**SOURCE MATERIAL:**
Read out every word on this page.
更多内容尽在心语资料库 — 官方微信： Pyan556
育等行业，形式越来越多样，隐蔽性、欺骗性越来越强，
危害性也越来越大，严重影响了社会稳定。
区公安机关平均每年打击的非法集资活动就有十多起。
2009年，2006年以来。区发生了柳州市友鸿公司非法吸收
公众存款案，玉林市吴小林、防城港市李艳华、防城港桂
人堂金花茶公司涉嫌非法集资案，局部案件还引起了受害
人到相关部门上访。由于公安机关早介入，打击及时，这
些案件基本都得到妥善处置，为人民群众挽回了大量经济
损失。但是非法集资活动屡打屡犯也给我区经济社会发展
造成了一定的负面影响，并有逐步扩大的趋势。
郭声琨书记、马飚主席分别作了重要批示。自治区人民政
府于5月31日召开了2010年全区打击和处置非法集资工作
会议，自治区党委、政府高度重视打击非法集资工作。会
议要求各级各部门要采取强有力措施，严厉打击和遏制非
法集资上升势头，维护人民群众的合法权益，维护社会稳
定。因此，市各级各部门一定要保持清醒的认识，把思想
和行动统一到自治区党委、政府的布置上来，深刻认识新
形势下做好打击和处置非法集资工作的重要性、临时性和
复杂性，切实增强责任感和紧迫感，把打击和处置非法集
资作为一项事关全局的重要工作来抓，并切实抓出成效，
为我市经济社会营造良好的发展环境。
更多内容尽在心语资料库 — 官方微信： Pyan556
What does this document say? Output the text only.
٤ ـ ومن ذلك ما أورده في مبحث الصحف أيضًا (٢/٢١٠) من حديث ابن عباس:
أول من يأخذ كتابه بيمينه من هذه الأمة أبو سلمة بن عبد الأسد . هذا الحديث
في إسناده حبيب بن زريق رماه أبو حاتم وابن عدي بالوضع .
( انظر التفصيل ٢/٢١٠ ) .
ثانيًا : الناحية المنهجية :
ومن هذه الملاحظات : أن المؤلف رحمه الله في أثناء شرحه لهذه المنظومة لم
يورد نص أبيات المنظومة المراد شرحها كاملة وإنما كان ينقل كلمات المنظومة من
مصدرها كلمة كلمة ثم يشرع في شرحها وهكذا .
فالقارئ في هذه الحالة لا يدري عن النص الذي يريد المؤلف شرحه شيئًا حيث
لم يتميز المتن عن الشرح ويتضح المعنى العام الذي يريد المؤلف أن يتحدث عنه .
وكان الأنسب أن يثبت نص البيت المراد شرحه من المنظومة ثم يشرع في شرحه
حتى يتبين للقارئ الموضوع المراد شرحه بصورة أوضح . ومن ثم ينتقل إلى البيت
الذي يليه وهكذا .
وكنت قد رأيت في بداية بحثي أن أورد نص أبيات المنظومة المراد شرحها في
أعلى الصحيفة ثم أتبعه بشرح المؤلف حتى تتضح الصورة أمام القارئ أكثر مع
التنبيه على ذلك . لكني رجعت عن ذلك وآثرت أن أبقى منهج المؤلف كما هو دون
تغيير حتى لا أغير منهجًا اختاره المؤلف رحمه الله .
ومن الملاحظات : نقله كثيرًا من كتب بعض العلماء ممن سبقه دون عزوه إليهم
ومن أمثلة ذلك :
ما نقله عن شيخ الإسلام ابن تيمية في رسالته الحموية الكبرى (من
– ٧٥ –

**STATED PROBLEM:** Reproduce each line of the material above precisely.

**OUTPUT:**
Read out every word on this page.
更多内容尽在心语资料库 — 官方微信： Pyan556
育等行业，形式越来越多样，隐蔽性、欺骗性越来越强，
危害性也越来越大，严重影响了社会稳定。
区公安机关平均每年打击的非法集资活动就有十多起。
2009年，2006年以来。区发生了柳州市友鸿公司非法吸收
公众存款案，玉林市吴小林、防城港市李艳华、防城港桂
人堂金花茶公司涉嫌非法集资案，局部案件还引起了受害
人到相关部门上访。由于公安机关早介入，打击及时，这
些案件基本都得到妥善处置，为人民群众挽回了大量经济
损失。但是非法集资活动屡打屡犯也给我区经济社会发展
造成了一定的负面影响，并有逐步扩大的趋势。
郭声琨书记、马飚主席分别作了重要批示。自治区人民政
府于5月31日召开了2010年全区打击和处置非法集资工作
会议，自治区党委、政府高度重视打击非法集资工作。会
议要求各级各部门要采取强有力措施，严厉打击和遏制非
法集资上升势头，维护人民群众的合法权益，维护社会稳
定。因此，市各级各部门一定要保持清醒的认识，把思想
和行动统一到自治区党委、政府的布置上来，深刻认识新
形势下做好打击和处置非法集资工作的重要性、临时性和
复杂性，切实增强责任感和紧迫感，把打击和处置非法集
资作为一项事关全局的重要工作来抓，并切实抓出成效，
为我市经济社会营造良好的发展环境。
更多内容尽在心语资料库 — 官方微信： Pyan556
What does this document say? Output the text only.
٤ ـ ومن ذلك ما أورده في مبحث الصحف أيضًا (٢/٢١٠) من حديث ابن عباس:
أول من يأخذ كتابه بيمينه من هذه الأمة أبو سلمة بن عبد الأسد . هذا الحديث
في إسناده حبيب بن زريق رماه أبو حاتم وابن عدي بالوضع .
( انظر التفصيل ٢/٢١٠ ) .
ثانيًا : الناحية المنهجية :
ومن هذه الملاحظات : أن المؤلف رحمه الله في أثناء شرحه لهذه المنظومة لم
يورد نص أبيات المنظومة المراد شرحها كاملة وإنما كان ينقل كلمات المنظومة من
مصدرها كلمة كلمة ثم يشرع في شرحها وهكذا .
فالقارئ في هذه الحالة لا يدري عن النص الذي يريد المؤلف شرحه شيئًا حيث
لم يتميز المتن عن الشرح ويتضح المعنى العام الذي يريد المؤلف أن يتحدث عنه .
وكان الأنسب أن يثبت نص البيت المراد شرحه من المنظومة ثم يشرع في شرحه
حتى يتبين للقارئ الموضوع المراد شرحه بصورة أوضح . ومن ثم ينتقل إلى البيت
الذي يليه وهكذا .
وكنت قد رأيت في بداية بحثي أن أورد نص أبيات المنظومة المراد شرحها في
أعلى الصحيفة ثم أتبعه بشرح المؤلف حتى تتضح الصورة أمام القارئ أكثر مع
التنبيه على ذلك . لكني رجعت عن ذلك وآثرت أن أبقى منهج المؤلف كما هو دون
تغيير حتى لا أغير منهجًا اختاره المؤلف رحمه الله .
ومن الملاحظات : نقله كثيرًا من كتب بعض العلماء ممن سبقه دون عزوه إليهم
ومن أمثلة ذلك :
ما نقله عن شيخ الإسلام ابن تيمية في رسالته الحموية الكبرى (من
– ٧٥ –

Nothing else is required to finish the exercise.